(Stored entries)

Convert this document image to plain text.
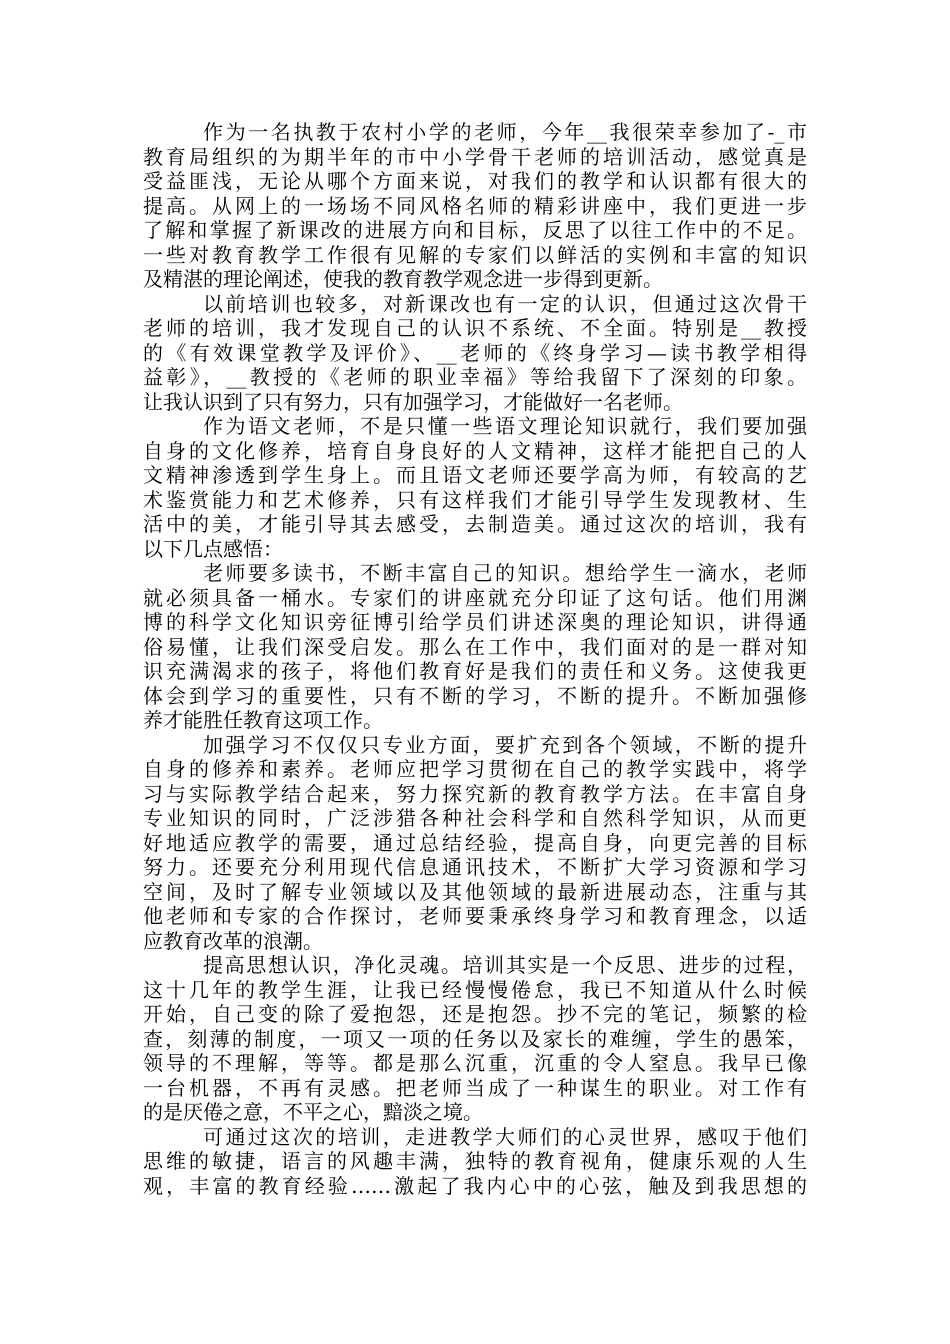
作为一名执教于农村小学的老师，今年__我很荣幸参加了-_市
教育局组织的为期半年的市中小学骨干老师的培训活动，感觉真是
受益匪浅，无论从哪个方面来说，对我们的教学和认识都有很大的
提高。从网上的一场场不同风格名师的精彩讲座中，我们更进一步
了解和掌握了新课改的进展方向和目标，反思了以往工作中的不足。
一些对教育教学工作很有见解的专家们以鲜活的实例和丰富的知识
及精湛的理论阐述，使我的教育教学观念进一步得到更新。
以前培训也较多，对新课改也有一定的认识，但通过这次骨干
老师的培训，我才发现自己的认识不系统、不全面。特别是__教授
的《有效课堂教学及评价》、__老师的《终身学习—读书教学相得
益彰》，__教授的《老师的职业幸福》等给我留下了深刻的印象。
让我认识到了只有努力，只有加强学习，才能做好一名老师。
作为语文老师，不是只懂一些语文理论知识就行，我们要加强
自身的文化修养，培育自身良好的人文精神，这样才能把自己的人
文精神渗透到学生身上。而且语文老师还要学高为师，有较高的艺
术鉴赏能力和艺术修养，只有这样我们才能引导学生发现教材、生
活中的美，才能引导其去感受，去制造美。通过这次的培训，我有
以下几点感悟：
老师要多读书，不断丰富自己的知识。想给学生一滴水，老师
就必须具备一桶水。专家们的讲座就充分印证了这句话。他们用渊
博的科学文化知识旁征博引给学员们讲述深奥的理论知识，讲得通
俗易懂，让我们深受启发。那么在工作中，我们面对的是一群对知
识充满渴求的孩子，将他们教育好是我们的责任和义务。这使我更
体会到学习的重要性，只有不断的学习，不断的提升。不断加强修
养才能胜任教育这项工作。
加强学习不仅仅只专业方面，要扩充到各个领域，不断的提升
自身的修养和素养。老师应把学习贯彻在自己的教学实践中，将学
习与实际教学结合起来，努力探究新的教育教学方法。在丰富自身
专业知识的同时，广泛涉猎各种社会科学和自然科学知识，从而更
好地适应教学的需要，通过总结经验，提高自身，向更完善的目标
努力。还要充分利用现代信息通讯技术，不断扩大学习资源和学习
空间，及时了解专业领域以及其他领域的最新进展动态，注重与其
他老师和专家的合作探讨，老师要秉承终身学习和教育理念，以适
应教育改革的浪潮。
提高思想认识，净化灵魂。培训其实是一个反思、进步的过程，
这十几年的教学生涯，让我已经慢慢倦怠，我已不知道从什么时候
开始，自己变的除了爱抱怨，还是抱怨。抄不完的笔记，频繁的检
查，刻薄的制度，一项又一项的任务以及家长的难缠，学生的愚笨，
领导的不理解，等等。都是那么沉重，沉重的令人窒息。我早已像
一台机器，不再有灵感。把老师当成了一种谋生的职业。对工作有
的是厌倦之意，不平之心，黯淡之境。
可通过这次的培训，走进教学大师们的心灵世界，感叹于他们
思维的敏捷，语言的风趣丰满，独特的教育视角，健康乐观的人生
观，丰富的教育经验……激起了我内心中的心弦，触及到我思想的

--

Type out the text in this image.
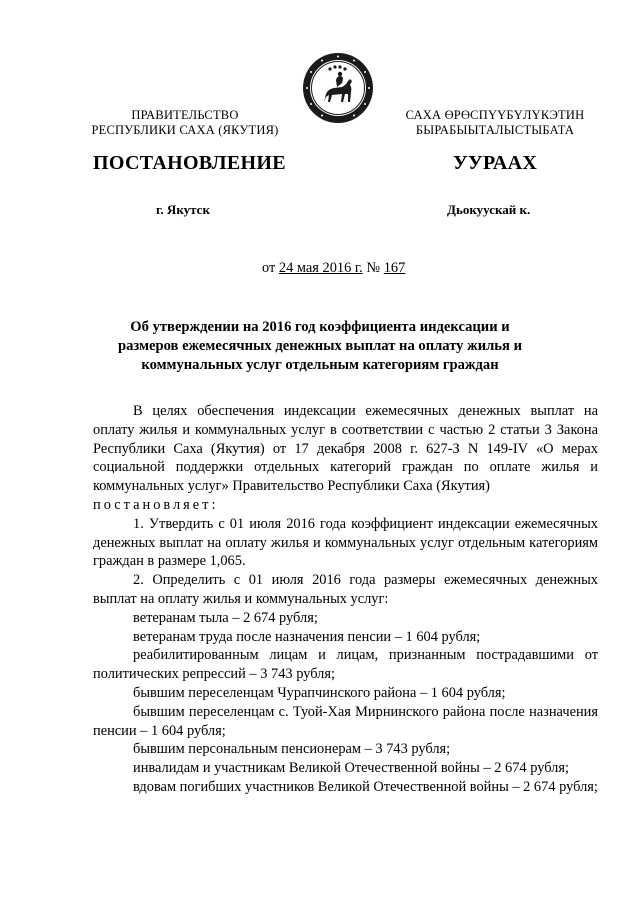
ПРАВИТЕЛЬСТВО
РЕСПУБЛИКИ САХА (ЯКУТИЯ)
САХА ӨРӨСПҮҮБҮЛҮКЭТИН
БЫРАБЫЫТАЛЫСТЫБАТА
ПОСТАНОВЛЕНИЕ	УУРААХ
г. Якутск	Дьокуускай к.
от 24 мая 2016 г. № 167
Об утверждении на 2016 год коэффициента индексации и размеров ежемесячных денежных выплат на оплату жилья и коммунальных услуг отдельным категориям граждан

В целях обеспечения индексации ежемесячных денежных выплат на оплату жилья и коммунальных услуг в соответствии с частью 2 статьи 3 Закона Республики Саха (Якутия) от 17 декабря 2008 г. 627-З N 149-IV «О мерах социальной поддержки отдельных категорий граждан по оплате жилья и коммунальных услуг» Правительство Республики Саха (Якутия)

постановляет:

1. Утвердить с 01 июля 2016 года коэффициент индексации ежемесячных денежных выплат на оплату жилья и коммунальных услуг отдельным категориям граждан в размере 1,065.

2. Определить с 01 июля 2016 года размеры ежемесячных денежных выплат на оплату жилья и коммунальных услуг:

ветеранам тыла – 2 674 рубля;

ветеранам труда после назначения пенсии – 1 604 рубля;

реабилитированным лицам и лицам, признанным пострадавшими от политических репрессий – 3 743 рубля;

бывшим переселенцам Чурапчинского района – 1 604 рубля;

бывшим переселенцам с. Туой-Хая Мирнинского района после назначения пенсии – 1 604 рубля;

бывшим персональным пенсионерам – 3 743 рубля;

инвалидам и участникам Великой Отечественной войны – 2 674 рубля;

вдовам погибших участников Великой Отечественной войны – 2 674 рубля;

▶ _STATED PROBLEM_
Scan the listing above for the word "рубля" and copy every line that holds it.

▶ _RESPONSE FOR THIS EXERCISE_
ветеранам тыла – 2 674 рубля;
ветеранам труда после назначения пенсии – 1 604 рубля;
реабилитированным лицам и лицам, признанным пострадавшими от политических репрессий – 3 743 рубля;
бывшим переселенцам Чурапчинского района – 1 604 рубля;
бывшим переселенцам с. Туой-Хая Мирнинского района после назначения пенсии – 1 604 рубля;
бывшим персональным пенсионерам – 3 743 рубля;
инвалидам и участникам Великой Отечественной войны – 2 674 рубля;
вдовам погибших участников Великой Отечественной войны – 2 674 рубля;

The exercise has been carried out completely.